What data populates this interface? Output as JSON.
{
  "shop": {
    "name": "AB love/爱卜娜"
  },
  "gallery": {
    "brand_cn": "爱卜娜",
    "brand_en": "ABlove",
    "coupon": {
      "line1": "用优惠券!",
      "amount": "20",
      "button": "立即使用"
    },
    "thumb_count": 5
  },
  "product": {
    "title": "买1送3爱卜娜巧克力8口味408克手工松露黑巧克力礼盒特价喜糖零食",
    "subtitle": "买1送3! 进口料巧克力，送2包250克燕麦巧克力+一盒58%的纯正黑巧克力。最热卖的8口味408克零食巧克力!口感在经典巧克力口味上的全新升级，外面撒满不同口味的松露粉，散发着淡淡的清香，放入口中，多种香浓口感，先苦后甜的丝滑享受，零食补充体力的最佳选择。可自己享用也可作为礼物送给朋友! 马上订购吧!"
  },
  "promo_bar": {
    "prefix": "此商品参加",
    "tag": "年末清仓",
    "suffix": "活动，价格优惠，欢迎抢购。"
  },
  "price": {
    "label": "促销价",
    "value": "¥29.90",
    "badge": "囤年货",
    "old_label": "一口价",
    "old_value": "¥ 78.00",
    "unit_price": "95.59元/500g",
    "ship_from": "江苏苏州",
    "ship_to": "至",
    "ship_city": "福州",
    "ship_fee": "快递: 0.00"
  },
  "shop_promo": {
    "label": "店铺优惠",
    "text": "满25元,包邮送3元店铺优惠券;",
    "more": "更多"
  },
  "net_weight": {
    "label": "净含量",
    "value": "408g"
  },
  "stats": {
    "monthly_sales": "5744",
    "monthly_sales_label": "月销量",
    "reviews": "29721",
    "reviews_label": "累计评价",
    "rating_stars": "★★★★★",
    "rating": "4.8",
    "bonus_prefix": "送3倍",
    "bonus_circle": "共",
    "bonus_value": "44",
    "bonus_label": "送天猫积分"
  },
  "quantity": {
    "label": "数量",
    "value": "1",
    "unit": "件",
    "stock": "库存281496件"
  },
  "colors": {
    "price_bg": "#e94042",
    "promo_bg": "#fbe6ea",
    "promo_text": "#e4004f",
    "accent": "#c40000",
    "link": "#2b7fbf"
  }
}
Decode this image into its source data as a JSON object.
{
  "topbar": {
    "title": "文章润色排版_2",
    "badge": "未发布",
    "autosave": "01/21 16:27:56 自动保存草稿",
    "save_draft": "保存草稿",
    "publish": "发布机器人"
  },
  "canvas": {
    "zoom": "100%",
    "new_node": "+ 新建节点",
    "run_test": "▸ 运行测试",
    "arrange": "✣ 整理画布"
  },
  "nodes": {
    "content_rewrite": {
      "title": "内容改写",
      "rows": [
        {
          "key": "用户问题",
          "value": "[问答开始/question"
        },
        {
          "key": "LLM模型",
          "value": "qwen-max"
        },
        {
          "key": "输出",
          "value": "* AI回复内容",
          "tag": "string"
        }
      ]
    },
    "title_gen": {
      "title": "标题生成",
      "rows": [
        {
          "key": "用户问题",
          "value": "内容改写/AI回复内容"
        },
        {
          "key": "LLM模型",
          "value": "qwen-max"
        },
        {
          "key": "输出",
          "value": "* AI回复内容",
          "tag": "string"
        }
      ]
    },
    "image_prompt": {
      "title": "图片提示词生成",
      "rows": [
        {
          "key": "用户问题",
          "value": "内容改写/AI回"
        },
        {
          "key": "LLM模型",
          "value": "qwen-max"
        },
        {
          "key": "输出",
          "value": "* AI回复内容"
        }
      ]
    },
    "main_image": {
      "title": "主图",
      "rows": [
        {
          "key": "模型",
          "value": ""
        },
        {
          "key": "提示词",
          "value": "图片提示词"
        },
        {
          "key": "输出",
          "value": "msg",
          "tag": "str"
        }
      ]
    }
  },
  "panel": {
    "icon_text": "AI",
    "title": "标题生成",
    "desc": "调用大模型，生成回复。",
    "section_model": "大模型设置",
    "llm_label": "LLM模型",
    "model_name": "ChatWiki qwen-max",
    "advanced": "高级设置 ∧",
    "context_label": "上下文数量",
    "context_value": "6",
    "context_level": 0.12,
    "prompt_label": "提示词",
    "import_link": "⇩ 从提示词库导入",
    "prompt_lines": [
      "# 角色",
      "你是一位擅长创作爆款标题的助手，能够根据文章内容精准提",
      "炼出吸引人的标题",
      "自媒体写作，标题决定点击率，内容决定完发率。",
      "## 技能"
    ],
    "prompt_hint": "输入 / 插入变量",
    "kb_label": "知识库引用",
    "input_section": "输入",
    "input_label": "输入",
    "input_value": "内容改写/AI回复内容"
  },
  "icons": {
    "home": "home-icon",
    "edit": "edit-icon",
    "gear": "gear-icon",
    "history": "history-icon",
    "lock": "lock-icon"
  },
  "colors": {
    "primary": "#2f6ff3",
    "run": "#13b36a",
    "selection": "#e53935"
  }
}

→ Brief: Write the data from above out again, exactly.

→ The output:
What data populates this interface? Output as JSON.
{
  "shop": {
    "name": "AB love/爱卜娜"
  },
  "gallery": {
    "brand_cn": "爱卜娜",
    "brand_en": "ABlove",
    "coupon": {
      "line1": "用优惠券!",
      "amount": "20",
      "button": "立即使用"
    },
    "thumb_count": 5
  },
  "product": {
    "title": "买1送3爱卜娜巧克力8口味408克手工松露黑巧克力礼盒特价喜糖零食",
    "subtitle": "买1送3! 进口料巧克力，送2包250克燕麦巧克力+一盒58%的纯正黑巧克力。最热卖的8口味408克零食巧克力!口感在经典巧克力口味上的全新升级，外面撒满不同口味的松露粉，散发着淡淡的清香，放入口中，多种香浓口感，先苦后甜的丝滑享受，零食补充体力的最佳选择。可自己享用也可作为礼物送给朋友! 马上订购吧!"
  },
  "promo_bar": {
    "prefix": "此商品参加",
    "tag": "年末清仓",
    "suffix": "活动，价格优惠，欢迎抢购。"
  },
  "price": {
    "label": "促销价",
    "value": "¥29.90",
    "badge": "囤年货",
    "old_label": "一口价",
    "old_value": "¥ 78.00",
    "unit_price": "95.59元/500g",
    "ship_from": "江苏苏州",
    "ship_to": "至",
    "ship_city": "福州",
    "ship_fee": "快递: 0.00"
  },
  "shop_promo": {
    "label": "店铺优惠",
    "text": "满25元,包邮送3元店铺优惠券;",
    "more": "更多"
  },
  "net_weight": {
    "label": "净含量",
    "value": "408g"
  },
  "stats": {
    "monthly_sales": "5744",
    "monthly_sales_label": "月销量",
    "reviews": "29721",
    "reviews_label": "累计评价",
    "rating_stars": "★★★★★",
    "rating": "4.8",
    "bonus_prefix": "送3倍",
    "bonus_circle": "共",
    "bonus_value": "44",
    "bonus_label": "送天猫积分"
  },
  "quantity": {
    "label": "数量",
    "value": "1",
    "unit": "件",
    "stock": "库存281496件"
  },
  "colors": {
    "price_bg": "#e94042",
    "promo_bg": "#fbe6ea",
    "promo_text": "#e4004f",
    "accent": "#c40000",
    "link": "#2b7fbf"
  }
}
Decode this image into its source data as a JSON object.
{
  "topbar": {
    "title": "文章润色排版_2",
    "badge": "未发布",
    "autosave": "01/21 16:27:56 自动保存草稿",
    "save_draft": "保存草稿",
    "publish": "发布机器人"
  },
  "canvas": {
    "zoom": "100%",
    "new_node": "+ 新建节点",
    "run_test": "▸ 运行测试",
    "arrange": "✣ 整理画布"
  },
  "nodes": {
    "content_rewrite": {
      "title": "内容改写",
      "rows": [
        {
          "key": "用户问题",
          "value": "[问答开始/question"
        },
        {
          "key": "LLM模型",
          "value": "qwen-max"
        },
        {
          "key": "输出",
          "value": "* AI回复内容",
          "tag": "string"
        }
      ]
    },
    "title_gen": {
      "title": "标题生成",
      "rows": [
        {
          "key": "用户问题",
          "value": "内容改写/AI回复内容"
        },
        {
          "key": "LLM模型",
          "value": "qwen-max"
        },
        {
          "key": "输出",
          "value": "* AI回复内容",
          "tag": "string"
        }
      ]
    },
    "image_prompt": {
      "title": "图片提示词生成",
      "rows": [
        {
          "key": "用户问题",
          "value": "内容改写/AI回"
        },
        {
          "key": "LLM模型",
          "value": "qwen-max"
        },
        {
          "key": "输出",
          "value": "* AI回复内容"
        }
      ]
    },
    "main_image": {
      "title": "主图",
      "rows": [
        {
          "key": "模型",
          "value": ""
        },
        {
          "key": "提示词",
          "value": "图片提示词"
        },
        {
          "key": "输出",
          "value": "msg",
          "tag": "str"
        }
      ]
    }
  },
  "panel": {
    "icon_text": "AI",
    "title": "标题生成",
    "desc": "调用大模型，生成回复。",
    "section_model": "大模型设置",
    "llm_label": "LLM模型",
    "model_name": "ChatWiki qwen-max",
    "advanced": "高级设置 ∧",
    "context_label": "上下文数量",
    "context_value": "6",
    "context_level": 0.12,
    "prompt_label": "提示词",
    "import_link": "⇩ 从提示词库导入",
    "prompt_lines": [
      "# 角色",
      "你是一位擅长创作爆款标题的助手，能够根据文章内容精准提",
      "炼出吸引人的标题",
      "自媒体写作，标题决定点击率，内容决定完发率。",
      "## 技能"
    ],
    "prompt_hint": "输入 / 插入变量",
    "kb_label": "知识库引用",
    "input_section": "输入",
    "input_label": "输入",
    "input_value": "内容改写/AI回复内容"
  },
  "icons": {
    "home": "home-icon",
    "edit": "edit-icon",
    "gear": "gear-icon",
    "history": "history-icon",
    "lock": "lock-icon"
  },
  "colors": {
    "primary": "#2f6ff3",
    "run": "#13b36a",
    "selection": "#e53935"
  }
}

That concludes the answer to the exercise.